Collected data
+---+

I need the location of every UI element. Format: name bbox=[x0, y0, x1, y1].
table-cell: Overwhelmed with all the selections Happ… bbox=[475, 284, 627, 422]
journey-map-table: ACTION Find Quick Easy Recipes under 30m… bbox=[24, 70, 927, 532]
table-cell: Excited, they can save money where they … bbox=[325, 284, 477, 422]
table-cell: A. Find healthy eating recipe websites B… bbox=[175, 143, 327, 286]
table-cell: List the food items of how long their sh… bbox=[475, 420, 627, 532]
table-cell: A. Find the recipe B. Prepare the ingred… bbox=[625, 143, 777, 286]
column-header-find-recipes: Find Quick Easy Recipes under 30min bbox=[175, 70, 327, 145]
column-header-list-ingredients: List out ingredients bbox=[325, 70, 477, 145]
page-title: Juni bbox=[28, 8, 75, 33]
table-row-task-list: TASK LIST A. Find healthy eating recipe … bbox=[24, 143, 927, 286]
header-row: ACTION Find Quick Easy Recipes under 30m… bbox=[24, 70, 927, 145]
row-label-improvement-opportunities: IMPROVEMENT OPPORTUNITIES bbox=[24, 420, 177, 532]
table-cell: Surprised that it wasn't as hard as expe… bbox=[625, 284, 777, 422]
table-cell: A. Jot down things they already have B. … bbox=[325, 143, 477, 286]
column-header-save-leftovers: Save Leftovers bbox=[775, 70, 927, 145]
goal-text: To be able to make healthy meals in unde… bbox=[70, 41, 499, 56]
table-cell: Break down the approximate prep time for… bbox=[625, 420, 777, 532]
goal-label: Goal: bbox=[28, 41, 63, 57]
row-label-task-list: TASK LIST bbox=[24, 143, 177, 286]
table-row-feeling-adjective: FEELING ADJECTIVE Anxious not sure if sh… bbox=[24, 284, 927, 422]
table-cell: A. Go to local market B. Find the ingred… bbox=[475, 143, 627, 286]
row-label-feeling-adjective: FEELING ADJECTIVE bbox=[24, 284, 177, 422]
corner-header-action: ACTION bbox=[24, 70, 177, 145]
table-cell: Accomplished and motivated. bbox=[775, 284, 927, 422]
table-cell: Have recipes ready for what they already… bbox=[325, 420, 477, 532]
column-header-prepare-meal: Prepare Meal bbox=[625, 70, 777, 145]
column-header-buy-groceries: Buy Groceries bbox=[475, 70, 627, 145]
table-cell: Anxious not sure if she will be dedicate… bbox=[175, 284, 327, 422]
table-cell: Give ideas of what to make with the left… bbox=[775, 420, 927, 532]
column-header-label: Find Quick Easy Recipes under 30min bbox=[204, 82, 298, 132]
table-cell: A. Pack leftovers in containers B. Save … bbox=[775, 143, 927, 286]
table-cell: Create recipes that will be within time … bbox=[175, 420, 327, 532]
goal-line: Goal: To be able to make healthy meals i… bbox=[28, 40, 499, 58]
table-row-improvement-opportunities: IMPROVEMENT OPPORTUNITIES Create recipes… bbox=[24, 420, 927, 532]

+---+

◆ **SHORT EXERCISE**
Copy out, unchanged, the lines of the items above, starting at the first line and ending at the line that contains "table-cell: A. Go".

◆ **WRITTEN ANSWER**
I need the location of every UI element. Format: name bbox=[x0, y0, x1, y1].
table-cell: Overwhelmed with all the selections Happ… bbox=[475, 284, 627, 422]
journey-map-table: ACTION Find Quick Easy Recipes under 30m… bbox=[24, 70, 927, 532]
table-cell: Excited, they can save money where they … bbox=[325, 284, 477, 422]
table-cell: A. Find healthy eating recipe websites B… bbox=[175, 143, 327, 286]
table-cell: List the food items of how long their sh… bbox=[475, 420, 627, 532]
table-cell: A. Find the recipe B. Prepare the ingred… bbox=[625, 143, 777, 286]
column-header-find-recipes: Find Quick Easy Recipes under 30min bbox=[175, 70, 327, 145]
column-header-list-ingredients: List out ingredients bbox=[325, 70, 477, 145]
page-title: Juni bbox=[28, 8, 75, 33]
table-row-task-list: TASK LIST A. Find healthy eating recipe … bbox=[24, 143, 927, 286]
header-row: ACTION Find Quick Easy Recipes under 30m… bbox=[24, 70, 927, 145]
row-label-improvement-opportunities: IMPROVEMENT OPPORTUNITIES bbox=[24, 420, 177, 532]
table-cell: Surprised that it wasn't as hard as expe… bbox=[625, 284, 777, 422]
table-cell: A. Jot down things they already have B. … bbox=[325, 143, 477, 286]
column-header-save-leftovers: Save Leftovers bbox=[775, 70, 927, 145]
goal-text: To be able to make healthy meals in unde… bbox=[70, 41, 499, 56]
table-cell: Break down the approximate prep time for… bbox=[625, 420, 777, 532]
goal-label: Goal: bbox=[28, 41, 63, 57]
row-label-task-list: TASK LIST bbox=[24, 143, 177, 286]
table-row-feeling-adjective: FEELING ADJECTIVE Anxious not sure if sh… bbox=[24, 284, 927, 422]
table-cell: A. Go to local market B. Find the ingred… bbox=[475, 143, 627, 286]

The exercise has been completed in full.